**Provided information**.
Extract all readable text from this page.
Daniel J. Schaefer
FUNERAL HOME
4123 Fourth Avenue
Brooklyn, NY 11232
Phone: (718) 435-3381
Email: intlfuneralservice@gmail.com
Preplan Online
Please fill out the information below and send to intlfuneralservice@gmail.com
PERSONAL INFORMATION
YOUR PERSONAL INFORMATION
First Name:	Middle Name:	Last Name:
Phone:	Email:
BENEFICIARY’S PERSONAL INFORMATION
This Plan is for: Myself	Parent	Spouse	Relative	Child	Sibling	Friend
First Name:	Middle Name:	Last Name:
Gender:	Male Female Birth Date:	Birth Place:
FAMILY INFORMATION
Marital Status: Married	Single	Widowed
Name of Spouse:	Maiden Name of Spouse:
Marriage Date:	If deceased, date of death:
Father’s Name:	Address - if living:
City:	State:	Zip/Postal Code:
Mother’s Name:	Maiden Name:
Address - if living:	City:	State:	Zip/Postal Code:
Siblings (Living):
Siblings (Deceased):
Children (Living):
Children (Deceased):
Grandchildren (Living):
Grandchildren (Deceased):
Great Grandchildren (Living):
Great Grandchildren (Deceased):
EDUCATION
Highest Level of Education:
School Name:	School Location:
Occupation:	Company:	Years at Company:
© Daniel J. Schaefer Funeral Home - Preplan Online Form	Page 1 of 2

**Problem**.
Search the data above for the string "Code" and return every line that has it.

**Response**.
City:	State:	Zip/Postal Code:
Address - if living:	City:	State:	Zip/Postal Code:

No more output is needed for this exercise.